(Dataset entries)
— Start —
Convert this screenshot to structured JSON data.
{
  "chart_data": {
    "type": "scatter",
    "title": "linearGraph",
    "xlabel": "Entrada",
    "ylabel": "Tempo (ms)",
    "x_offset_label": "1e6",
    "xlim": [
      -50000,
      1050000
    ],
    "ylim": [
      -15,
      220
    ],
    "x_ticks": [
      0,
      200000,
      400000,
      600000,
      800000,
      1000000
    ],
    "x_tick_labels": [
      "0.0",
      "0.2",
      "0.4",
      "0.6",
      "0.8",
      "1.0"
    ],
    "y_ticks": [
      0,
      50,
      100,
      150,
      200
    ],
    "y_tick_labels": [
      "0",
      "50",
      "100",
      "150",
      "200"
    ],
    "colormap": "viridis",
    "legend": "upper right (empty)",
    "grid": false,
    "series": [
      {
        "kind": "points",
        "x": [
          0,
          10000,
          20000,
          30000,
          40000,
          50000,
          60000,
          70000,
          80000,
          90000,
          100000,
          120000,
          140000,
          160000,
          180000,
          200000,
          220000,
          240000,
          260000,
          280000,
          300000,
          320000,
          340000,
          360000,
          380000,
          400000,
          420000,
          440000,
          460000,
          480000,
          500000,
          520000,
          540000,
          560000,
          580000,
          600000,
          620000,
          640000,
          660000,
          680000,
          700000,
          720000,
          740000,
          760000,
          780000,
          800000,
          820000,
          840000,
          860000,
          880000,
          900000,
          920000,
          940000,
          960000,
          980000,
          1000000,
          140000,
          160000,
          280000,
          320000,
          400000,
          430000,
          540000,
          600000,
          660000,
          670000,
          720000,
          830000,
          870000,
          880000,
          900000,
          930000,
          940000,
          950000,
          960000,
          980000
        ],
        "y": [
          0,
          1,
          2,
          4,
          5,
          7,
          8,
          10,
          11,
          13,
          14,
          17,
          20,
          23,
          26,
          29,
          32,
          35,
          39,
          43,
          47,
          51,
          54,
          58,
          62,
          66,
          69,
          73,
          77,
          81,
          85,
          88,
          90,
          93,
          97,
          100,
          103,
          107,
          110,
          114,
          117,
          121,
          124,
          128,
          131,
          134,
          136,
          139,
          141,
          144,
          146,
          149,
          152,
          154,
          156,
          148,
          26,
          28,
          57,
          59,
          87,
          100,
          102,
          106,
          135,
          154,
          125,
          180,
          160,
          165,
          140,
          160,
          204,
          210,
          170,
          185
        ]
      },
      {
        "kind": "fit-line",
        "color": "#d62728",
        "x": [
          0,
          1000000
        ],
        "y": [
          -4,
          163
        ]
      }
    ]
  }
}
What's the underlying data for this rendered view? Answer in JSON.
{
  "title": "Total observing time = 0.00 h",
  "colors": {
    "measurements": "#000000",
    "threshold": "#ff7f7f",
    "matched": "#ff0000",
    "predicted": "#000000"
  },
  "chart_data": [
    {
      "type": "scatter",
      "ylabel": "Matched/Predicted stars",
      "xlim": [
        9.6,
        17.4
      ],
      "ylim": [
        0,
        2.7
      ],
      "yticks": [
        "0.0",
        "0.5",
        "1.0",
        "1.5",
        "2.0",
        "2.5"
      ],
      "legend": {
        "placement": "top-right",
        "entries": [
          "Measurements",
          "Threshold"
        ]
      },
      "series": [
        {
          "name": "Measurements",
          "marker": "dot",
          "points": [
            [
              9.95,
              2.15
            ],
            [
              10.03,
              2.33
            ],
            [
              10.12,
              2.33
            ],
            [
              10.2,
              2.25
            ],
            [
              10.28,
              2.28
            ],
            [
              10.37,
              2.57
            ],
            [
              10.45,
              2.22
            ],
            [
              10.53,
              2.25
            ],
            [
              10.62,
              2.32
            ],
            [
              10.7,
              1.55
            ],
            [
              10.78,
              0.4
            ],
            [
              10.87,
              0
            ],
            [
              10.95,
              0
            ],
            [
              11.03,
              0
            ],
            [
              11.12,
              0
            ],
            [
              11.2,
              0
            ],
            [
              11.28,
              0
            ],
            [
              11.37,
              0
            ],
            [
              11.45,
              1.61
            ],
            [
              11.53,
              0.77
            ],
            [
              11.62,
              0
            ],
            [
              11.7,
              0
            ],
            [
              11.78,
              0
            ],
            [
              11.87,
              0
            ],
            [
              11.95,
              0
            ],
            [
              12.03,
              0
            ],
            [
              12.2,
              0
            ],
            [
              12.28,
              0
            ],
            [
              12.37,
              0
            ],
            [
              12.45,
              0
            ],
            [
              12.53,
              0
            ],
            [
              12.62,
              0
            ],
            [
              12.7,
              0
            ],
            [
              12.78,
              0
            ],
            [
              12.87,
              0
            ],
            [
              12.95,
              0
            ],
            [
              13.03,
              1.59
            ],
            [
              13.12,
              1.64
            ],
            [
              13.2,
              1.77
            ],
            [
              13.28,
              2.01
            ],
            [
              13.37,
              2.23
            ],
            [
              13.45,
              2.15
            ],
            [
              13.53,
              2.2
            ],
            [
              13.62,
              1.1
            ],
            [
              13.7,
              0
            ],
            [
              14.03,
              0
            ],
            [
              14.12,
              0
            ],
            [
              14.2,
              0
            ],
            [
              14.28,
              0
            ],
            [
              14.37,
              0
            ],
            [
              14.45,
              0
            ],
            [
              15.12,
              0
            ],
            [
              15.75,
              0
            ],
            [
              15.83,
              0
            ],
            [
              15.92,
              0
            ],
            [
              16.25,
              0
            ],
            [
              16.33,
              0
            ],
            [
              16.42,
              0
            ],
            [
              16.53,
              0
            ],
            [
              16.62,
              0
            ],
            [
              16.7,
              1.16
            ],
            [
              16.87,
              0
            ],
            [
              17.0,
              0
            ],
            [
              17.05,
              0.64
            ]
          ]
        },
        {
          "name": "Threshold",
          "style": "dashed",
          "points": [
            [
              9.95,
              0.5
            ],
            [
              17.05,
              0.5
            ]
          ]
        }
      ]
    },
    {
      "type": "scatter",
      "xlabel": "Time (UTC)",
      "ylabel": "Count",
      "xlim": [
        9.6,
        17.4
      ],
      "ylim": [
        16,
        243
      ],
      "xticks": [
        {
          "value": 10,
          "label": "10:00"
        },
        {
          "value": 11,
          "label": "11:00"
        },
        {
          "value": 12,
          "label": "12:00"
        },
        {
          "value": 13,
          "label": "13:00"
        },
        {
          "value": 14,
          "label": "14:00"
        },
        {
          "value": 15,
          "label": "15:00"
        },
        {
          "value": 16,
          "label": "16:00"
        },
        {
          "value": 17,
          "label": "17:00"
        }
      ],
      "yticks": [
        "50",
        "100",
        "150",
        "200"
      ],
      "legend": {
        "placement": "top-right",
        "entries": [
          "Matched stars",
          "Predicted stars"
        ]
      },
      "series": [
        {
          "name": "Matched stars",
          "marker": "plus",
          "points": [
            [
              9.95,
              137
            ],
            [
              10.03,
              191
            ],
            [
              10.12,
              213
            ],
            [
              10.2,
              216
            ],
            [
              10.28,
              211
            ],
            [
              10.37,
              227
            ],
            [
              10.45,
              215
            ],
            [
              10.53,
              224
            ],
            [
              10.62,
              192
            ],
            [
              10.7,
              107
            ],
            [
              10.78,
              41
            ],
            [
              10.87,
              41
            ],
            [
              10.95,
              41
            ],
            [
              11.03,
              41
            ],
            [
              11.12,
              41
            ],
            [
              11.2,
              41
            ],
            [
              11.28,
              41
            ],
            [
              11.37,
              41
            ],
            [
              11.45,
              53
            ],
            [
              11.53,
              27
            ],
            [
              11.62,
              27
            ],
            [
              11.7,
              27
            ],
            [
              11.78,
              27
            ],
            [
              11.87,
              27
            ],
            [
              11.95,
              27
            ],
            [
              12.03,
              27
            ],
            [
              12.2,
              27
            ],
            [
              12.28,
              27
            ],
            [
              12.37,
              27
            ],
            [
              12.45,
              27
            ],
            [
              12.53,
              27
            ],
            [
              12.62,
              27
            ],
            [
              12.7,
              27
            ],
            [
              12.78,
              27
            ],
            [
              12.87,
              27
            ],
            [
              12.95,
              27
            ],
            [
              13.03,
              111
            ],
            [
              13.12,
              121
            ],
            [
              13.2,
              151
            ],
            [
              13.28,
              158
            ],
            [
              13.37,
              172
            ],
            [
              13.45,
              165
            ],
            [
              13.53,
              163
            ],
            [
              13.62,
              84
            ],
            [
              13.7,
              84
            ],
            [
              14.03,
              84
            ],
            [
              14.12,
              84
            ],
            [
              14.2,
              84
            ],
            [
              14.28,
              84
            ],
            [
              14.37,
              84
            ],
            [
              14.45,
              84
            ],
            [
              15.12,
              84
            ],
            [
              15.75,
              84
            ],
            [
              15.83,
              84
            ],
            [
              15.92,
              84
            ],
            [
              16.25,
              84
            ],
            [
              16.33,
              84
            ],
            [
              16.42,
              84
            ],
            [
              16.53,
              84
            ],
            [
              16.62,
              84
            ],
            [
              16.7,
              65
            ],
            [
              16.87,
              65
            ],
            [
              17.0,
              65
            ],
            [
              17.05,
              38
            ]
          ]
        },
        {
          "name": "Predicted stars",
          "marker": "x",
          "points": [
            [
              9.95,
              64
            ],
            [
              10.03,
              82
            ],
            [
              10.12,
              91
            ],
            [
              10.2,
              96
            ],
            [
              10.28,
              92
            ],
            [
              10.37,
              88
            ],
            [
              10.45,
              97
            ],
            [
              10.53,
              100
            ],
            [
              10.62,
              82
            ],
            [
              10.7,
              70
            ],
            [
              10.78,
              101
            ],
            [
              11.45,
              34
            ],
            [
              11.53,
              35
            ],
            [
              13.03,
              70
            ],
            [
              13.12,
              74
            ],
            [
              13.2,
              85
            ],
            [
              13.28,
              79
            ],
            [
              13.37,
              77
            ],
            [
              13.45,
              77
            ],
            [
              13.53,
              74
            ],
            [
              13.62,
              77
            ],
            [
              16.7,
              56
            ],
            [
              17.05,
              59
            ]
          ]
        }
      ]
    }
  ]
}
— End —
Job:
Go through the listing above and pull out each line containing the word "title".

Written response:
    "title": "linearGraph",
  "title": "Total observing time = 0.00 h",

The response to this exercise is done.